Task material:
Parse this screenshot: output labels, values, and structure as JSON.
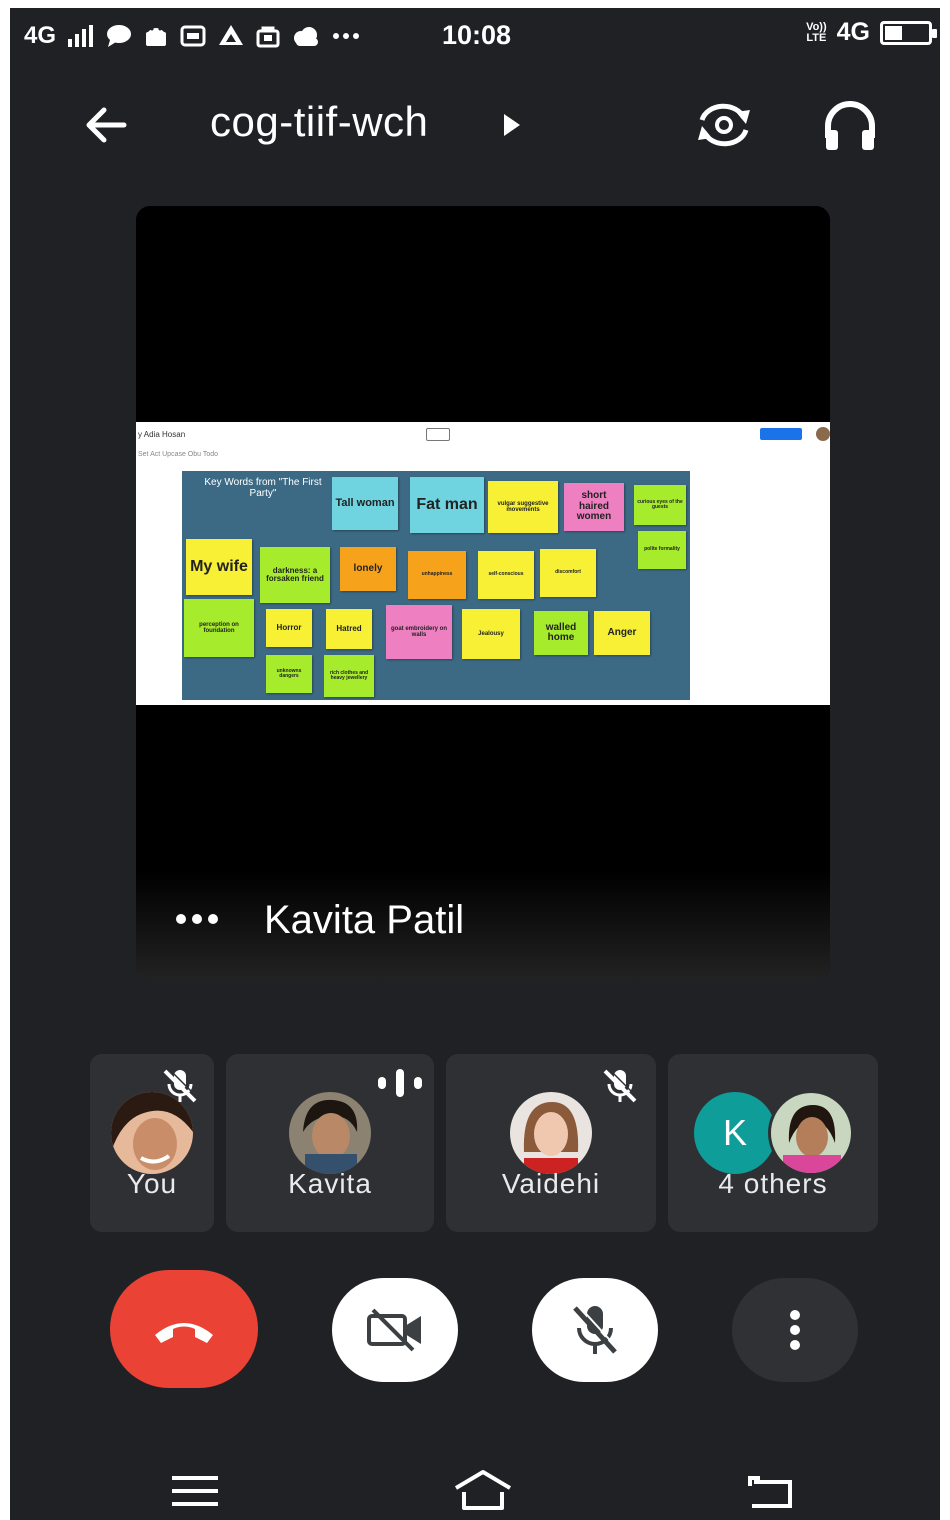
{
  "status_bar": {
    "network_left": "4G",
    "time": "10:08",
    "volte_top": "Vo))",
    "volte_bottom": "LTE",
    "network_right": "4G",
    "battery_level": 0.4
  },
  "header": {
    "meeting_code": "cog-tiif-wch"
  },
  "presentation": {
    "presenter_name": "Kavita Patil",
    "doc_title": "y Adia Hosan",
    "doc_subtitle": "Set Act Upcase    Obu Todo",
    "share_label": "Share",
    "board_title": "Key Words from \"The First Party\"",
    "notes": [
      {
        "text": "Tall woman",
        "color": "#6fd3e0"
      },
      {
        "text": "Fat man",
        "color": "#6fd3e0"
      },
      {
        "text": "vulgar suggestive movements",
        "color": "#f7f035"
      },
      {
        "text": "short haired women",
        "color": "#ee7fc0"
      },
      {
        "text": "curious eyes of the guests",
        "color": "#a6ec2c"
      },
      {
        "text": "polite formality",
        "color": "#a6ec2c"
      },
      {
        "text": "My wife",
        "color": "#f7f035"
      },
      {
        "text": "darkness: a forsaken friend",
        "color": "#a6ec2c"
      },
      {
        "text": "lonely",
        "color": "#f7a21b"
      },
      {
        "text": "unhappiness",
        "color": "#f7a21b"
      },
      {
        "text": "self-conscious",
        "color": "#f7f035"
      },
      {
        "text": "discomfort",
        "color": "#f7f035"
      },
      {
        "text": "perception on foundation",
        "color": "#a6ec2c"
      },
      {
        "text": "Horror",
        "color": "#f7f035"
      },
      {
        "text": "Hatred",
        "color": "#f7f035"
      },
      {
        "text": "goat embroidery on walls",
        "color": "#ee7fc0"
      },
      {
        "text": "Jealousy",
        "color": "#f7f035"
      },
      {
        "text": "walled home",
        "color": "#a6ec2c"
      },
      {
        "text": "Anger",
        "color": "#f7f035"
      },
      {
        "text": "unknowns dangers",
        "color": "#a6ec2c"
      },
      {
        "text": "rich clothes and heavy jewellery",
        "color": "#a6ec2c"
      }
    ]
  },
  "participants": [
    {
      "name": "You",
      "muted": true,
      "speaking": false
    },
    {
      "name": "Kavita",
      "muted": false,
      "speaking": true
    },
    {
      "name": "Vaidehi",
      "muted": true,
      "speaking": false
    },
    {
      "name": "4 others",
      "initial": "K",
      "muted": false,
      "speaking": false
    }
  ],
  "colors": {
    "background": "#202124",
    "end_call": "#ea4335",
    "tile": "#2e3033",
    "k_avatar": "#0f9d9a"
  },
  "icons": [
    "back-arrow-icon",
    "play-arrow-icon",
    "switch-camera-icon",
    "headphones-icon",
    "more-dots-icon",
    "mic-off-icon",
    "speaking-indicator-icon",
    "end-call-icon",
    "camera-off-icon",
    "more-vert-icon",
    "nav-menu-icon",
    "nav-home-icon",
    "nav-back-icon"
  ]
}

Task statement:
Transcribe all of the material exactly, leaving out whatever pictures it contains.

Output:
Parse this screenshot: output labels, values, and structure as JSON.
{
  "status_bar": {
    "network_left": "4G",
    "time": "10:08",
    "volte_top": "Vo))",
    "volte_bottom": "LTE",
    "network_right": "4G",
    "battery_level": 0.4
  },
  "header": {
    "meeting_code": "cog-tiif-wch"
  },
  "presentation": {
    "presenter_name": "Kavita Patil",
    "doc_title": "y Adia Hosan",
    "doc_subtitle": "Set Act Upcase    Obu Todo",
    "share_label": "Share",
    "board_title": "Key Words from \"The First Party\"",
    "notes": [
      {
        "text": "Tall woman",
        "color": "#6fd3e0"
      },
      {
        "text": "Fat man",
        "color": "#6fd3e0"
      },
      {
        "text": "vulgar suggestive movements",
        "color": "#f7f035"
      },
      {
        "text": "short haired women",
        "color": "#ee7fc0"
      },
      {
        "text": "curious eyes of the guests",
        "color": "#a6ec2c"
      },
      {
        "text": "polite formality",
        "color": "#a6ec2c"
      },
      {
        "text": "My wife",
        "color": "#f7f035"
      },
      {
        "text": "darkness: a forsaken friend",
        "color": "#a6ec2c"
      },
      {
        "text": "lonely",
        "color": "#f7a21b"
      },
      {
        "text": "unhappiness",
        "color": "#f7a21b"
      },
      {
        "text": "self-conscious",
        "color": "#f7f035"
      },
      {
        "text": "discomfort",
        "color": "#f7f035"
      },
      {
        "text": "perception on foundation",
        "color": "#a6ec2c"
      },
      {
        "text": "Horror",
        "color": "#f7f035"
      },
      {
        "text": "Hatred",
        "color": "#f7f035"
      },
      {
        "text": "goat embroidery on walls",
        "color": "#ee7fc0"
      },
      {
        "text": "Jealousy",
        "color": "#f7f035"
      },
      {
        "text": "walled home",
        "color": "#a6ec2c"
      },
      {
        "text": "Anger",
        "color": "#f7f035"
      },
      {
        "text": "unknowns dangers",
        "color": "#a6ec2c"
      },
      {
        "text": "rich clothes and heavy jewellery",
        "color": "#a6ec2c"
      }
    ]
  },
  "participants": [
    {
      "name": "You",
      "muted": true,
      "speaking": false
    },
    {
      "name": "Kavita",
      "muted": false,
      "speaking": true
    },
    {
      "name": "Vaidehi",
      "muted": true,
      "speaking": false
    },
    {
      "name": "4 others",
      "initial": "K",
      "muted": false,
      "speaking": false
    }
  ],
  "colors": {
    "background": "#202124",
    "end_call": "#ea4335",
    "tile": "#2e3033",
    "k_avatar": "#0f9d9a"
  },
  "icons": [
    "back-arrow-icon",
    "play-arrow-icon",
    "switch-camera-icon",
    "headphones-icon",
    "more-dots-icon",
    "mic-off-icon",
    "speaking-indicator-icon",
    "end-call-icon",
    "camera-off-icon",
    "more-vert-icon",
    "nav-menu-icon",
    "nav-home-icon",
    "nav-back-icon"
  ]
}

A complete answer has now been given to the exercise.